> _Material for this exercise_
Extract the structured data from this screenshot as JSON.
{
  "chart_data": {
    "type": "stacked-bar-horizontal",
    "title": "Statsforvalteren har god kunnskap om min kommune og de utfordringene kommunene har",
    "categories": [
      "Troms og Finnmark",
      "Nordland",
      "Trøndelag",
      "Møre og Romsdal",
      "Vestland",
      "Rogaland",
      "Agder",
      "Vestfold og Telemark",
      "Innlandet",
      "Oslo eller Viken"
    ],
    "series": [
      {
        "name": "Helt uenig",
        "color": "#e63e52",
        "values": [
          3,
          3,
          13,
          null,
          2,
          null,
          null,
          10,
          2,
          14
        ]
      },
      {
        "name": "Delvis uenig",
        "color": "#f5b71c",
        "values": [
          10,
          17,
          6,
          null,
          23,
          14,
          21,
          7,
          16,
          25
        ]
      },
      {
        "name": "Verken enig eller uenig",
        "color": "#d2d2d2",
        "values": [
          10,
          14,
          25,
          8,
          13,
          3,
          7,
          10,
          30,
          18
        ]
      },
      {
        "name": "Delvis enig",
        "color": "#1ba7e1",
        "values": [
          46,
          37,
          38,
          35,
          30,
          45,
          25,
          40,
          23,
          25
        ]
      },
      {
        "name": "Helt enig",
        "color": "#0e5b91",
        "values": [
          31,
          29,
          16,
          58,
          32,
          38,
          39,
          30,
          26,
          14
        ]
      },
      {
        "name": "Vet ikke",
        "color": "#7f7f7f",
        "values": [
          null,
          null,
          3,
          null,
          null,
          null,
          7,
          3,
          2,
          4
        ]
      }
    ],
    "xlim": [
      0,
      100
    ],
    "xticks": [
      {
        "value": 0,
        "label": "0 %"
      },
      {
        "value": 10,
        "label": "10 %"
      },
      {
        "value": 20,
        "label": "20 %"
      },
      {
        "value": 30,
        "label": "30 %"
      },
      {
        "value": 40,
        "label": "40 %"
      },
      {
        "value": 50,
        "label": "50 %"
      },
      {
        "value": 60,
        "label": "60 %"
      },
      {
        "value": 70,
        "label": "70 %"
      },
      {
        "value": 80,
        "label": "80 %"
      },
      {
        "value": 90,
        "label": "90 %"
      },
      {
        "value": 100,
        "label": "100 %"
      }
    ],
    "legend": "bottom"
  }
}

> _Task description_
Transcribe every entry word for word.

> _In response_
Extract the structured data from this screenshot as JSON.
{
  "chart_data": {
    "type": "stacked-bar-horizontal",
    "title": "Statsforvalteren har god kunnskap om min kommune og de utfordringene kommunene har",
    "categories": [
      "Troms og Finnmark",
      "Nordland",
      "Trøndelag",
      "Møre og Romsdal",
      "Vestland",
      "Rogaland",
      "Agder",
      "Vestfold og Telemark",
      "Innlandet",
      "Oslo eller Viken"
    ],
    "series": [
      {
        "name": "Helt uenig",
        "color": "#e63e52",
        "values": [
          3,
          3,
          13,
          null,
          2,
          null,
          null,
          10,
          2,
          14
        ]
      },
      {
        "name": "Delvis uenig",
        "color": "#f5b71c",
        "values": [
          10,
          17,
          6,
          null,
          23,
          14,
          21,
          7,
          16,
          25
        ]
      },
      {
        "name": "Verken enig eller uenig",
        "color": "#d2d2d2",
        "values": [
          10,
          14,
          25,
          8,
          13,
          3,
          7,
          10,
          30,
          18
        ]
      },
      {
        "name": "Delvis enig",
        "color": "#1ba7e1",
        "values": [
          46,
          37,
          38,
          35,
          30,
          45,
          25,
          40,
          23,
          25
        ]
      },
      {
        "name": "Helt enig",
        "color": "#0e5b91",
        "values": [
          31,
          29,
          16,
          58,
          32,
          38,
          39,
          30,
          26,
          14
        ]
      },
      {
        "name": "Vet ikke",
        "color": "#7f7f7f",
        "values": [
          null,
          null,
          3,
          null,
          null,
          null,
          7,
          3,
          2,
          4
        ]
      }
    ],
    "xlim": [
      0,
      100
    ],
    "xticks": [
      {
        "value": 0,
        "label": "0 %"
      },
      {
        "value": 10,
        "label": "10 %"
      },
      {
        "value": 20,
        "label": "20 %"
      },
      {
        "value": 30,
        "label": "30 %"
      },
      {
        "value": 40,
        "label": "40 %"
      },
      {
        "value": 50,
        "label": "50 %"
      },
      {
        "value": 60,
        "label": "60 %"
      },
      {
        "value": 70,
        "label": "70 %"
      },
      {
        "value": 80,
        "label": "80 %"
      },
      {
        "value": 90,
        "label": "90 %"
      },
      {
        "value": 100,
        "label": "100 %"
      }
    ],
    "legend": "bottom"
  }
}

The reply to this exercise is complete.